Passage provided:
*-*-*
Also, long shot I know but it could be worth telling the LL what the deal is and seeing if he'll reduce the rent slightly. Even £10 or £20 a month would help, I'm sure.

Emmielu · 10/04/2012 22:27

SoftKittyWarmKitty - i thought the HB only 40 weeks a year was wrong too. So i rang the local council again, asked to speak to someone different & she told me that it was wrong too. In fact she gave me worse news! The first woman said i needed to ask the landlord to knock it down from 550 to 500 deposit & rent otherwise she wont put in an application for me. No way was i going to ring the landlord & ask for £50 off both! What a stupid idea is that! So i havent rung the landlord yet as i spent most of the day effing and blinding to my local council down the phone. Basically what i've now been told is i cant make MYSELF homeless because im inflicting it on myself & my child so they wont help me out there either. My parents have to make me homeless in order for my council to help me find my own place. The council have to come to my parents house so they can prove they have made me homeless. Council will then put me in the next avaliable place open, could be a b&b, could be a womans refuge could also be no where near DD's school, my family, friends, travel etc.
*-*-*
Record excerpts:

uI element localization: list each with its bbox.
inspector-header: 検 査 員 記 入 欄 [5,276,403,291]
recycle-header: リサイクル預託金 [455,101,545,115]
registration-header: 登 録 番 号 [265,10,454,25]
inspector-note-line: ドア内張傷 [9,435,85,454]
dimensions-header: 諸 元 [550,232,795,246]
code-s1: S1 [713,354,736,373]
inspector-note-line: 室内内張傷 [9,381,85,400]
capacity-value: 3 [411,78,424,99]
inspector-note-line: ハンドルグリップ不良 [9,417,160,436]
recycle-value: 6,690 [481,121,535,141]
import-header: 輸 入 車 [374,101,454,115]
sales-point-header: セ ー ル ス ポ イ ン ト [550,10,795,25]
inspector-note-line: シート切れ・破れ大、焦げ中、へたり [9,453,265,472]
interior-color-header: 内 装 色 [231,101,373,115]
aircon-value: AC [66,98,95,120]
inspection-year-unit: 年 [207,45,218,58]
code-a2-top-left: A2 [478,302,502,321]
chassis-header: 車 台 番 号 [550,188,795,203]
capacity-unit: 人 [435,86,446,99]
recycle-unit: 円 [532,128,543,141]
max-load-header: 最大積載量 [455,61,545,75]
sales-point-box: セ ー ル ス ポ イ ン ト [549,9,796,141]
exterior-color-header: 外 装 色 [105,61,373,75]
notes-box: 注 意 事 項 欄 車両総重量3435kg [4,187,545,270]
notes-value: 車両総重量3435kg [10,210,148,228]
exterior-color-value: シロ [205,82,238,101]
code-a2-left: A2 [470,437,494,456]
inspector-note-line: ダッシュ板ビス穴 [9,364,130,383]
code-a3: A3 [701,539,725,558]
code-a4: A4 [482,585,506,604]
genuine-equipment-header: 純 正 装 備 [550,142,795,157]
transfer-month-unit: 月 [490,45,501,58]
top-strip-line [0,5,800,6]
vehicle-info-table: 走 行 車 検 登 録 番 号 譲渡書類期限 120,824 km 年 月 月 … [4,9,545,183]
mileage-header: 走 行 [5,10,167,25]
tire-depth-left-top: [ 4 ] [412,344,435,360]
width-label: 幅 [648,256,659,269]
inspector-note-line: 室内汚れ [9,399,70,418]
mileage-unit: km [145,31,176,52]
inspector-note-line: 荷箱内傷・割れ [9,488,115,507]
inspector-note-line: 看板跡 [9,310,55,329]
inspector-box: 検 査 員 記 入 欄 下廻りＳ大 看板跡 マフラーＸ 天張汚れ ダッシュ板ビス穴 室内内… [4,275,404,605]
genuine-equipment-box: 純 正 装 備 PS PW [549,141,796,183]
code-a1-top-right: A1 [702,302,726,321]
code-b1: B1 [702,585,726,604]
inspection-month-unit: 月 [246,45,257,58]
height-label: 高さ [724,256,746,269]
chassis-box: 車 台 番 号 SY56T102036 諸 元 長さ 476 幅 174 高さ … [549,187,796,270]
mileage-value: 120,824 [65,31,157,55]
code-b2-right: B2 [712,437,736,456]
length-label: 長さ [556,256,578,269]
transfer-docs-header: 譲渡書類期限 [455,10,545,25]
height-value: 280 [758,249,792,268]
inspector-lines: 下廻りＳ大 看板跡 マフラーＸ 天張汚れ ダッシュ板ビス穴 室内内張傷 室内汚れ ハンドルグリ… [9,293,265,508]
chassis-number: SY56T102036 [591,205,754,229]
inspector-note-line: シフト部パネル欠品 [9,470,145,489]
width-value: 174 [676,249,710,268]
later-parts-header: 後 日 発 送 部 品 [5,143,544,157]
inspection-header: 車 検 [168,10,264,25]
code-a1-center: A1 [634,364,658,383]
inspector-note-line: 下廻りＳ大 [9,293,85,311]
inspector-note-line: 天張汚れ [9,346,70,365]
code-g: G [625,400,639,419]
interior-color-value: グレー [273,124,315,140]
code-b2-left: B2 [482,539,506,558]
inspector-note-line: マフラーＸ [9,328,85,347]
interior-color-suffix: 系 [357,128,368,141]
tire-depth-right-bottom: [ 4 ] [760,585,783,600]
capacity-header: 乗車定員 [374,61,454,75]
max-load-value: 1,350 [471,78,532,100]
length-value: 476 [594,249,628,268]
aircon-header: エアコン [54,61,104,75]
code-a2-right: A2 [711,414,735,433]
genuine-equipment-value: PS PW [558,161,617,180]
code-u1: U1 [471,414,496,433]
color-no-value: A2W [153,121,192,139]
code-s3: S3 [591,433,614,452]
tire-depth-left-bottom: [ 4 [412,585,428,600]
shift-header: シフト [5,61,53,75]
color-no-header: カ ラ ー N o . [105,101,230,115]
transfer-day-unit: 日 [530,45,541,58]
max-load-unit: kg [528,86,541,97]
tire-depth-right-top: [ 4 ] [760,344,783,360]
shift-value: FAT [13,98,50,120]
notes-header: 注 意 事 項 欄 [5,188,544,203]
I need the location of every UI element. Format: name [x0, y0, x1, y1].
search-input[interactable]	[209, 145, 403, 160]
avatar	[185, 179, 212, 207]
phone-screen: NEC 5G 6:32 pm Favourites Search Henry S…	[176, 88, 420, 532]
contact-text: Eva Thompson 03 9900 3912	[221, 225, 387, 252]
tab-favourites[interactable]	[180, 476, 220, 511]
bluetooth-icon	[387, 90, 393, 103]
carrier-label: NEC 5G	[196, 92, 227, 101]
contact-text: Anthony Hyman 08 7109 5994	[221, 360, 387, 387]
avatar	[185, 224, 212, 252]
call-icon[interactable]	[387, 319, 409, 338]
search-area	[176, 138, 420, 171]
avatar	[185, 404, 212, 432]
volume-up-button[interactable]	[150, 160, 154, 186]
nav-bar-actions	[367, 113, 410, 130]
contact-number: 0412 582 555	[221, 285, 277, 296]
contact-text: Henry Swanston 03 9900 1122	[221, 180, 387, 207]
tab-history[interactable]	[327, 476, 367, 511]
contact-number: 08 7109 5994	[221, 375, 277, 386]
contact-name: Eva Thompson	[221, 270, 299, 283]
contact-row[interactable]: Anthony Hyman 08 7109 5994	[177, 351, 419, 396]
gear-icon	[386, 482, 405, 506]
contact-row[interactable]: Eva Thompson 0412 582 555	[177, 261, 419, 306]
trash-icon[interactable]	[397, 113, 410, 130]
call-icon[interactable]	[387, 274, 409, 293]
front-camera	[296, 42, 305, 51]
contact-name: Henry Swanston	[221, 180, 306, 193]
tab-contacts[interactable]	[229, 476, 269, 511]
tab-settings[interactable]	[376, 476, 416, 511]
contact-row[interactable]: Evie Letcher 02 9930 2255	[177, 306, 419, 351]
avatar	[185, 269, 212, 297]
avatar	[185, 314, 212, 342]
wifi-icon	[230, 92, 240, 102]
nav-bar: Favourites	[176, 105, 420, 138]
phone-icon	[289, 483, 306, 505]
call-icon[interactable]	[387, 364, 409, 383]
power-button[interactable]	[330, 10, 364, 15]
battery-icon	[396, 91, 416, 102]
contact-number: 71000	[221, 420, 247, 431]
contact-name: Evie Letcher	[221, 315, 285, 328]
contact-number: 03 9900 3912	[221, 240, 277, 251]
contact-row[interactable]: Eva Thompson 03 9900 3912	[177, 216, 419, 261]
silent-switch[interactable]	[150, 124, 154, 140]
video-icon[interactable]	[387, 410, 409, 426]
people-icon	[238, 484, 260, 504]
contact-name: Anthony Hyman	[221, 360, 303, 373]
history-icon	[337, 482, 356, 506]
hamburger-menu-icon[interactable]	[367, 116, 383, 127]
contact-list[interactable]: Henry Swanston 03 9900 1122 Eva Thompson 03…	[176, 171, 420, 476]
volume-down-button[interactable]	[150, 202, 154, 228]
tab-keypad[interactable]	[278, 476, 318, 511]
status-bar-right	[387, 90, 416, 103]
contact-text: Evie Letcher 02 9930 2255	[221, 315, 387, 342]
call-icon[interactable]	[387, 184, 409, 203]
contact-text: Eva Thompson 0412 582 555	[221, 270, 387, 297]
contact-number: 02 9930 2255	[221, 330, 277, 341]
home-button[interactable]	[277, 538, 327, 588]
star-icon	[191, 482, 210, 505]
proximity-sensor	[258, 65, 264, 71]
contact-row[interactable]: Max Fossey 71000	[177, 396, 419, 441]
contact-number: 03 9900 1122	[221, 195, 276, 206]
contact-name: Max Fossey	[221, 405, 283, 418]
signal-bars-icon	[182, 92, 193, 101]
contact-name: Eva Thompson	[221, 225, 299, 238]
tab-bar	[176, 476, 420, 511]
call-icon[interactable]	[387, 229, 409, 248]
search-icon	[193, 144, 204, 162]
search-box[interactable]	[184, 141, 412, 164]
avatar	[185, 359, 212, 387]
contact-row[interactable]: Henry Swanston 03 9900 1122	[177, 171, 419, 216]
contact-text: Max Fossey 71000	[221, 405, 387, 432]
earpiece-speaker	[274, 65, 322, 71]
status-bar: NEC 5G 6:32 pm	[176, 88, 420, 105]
*-*-*
Activity 1: In the forum excerpt, what did the first council worker want the landlord to lower the deposit and rent to, and from what amount?
Activity 2: Summarize the forum excerpt in three sentences.
Activity 3: Based on the forum excerpt, answer yes or no to each statement, quoting the words that decide it: (a) Emmielu rang the landlord to ask for £50 off the deposit and rent. (b) The council would have to come to the parents' house. (c) The second council worker agreed that housing benefit is paid only 40 weeks a year.

Exercise answer 1: From 550 to 500.

Exercise answer 2: One contributor suggests telling the landlord the situation and asking for a slight rent reduction. Emmielu writes that a second council worker confirmed that housing benefit for only 40 weeks a year was wrong, and that the first worker had wanted the landlord to cut the deposit and rent from 550 to 500 before applying. Emmielu was also told that making oneself homeless brings no help, so the parents must make Emmielu homeless, after which the council would offer the next available place, possibly a B&B or a women's refuge far from the child's school, family and friends.

Exercise answer 3:
(a) No: "So i havent rung the landlord yet"
(b) Yes: "The council have to come to my parents house so they can prove they have made me homeless."
(c) No: "she told me that it was wrong too"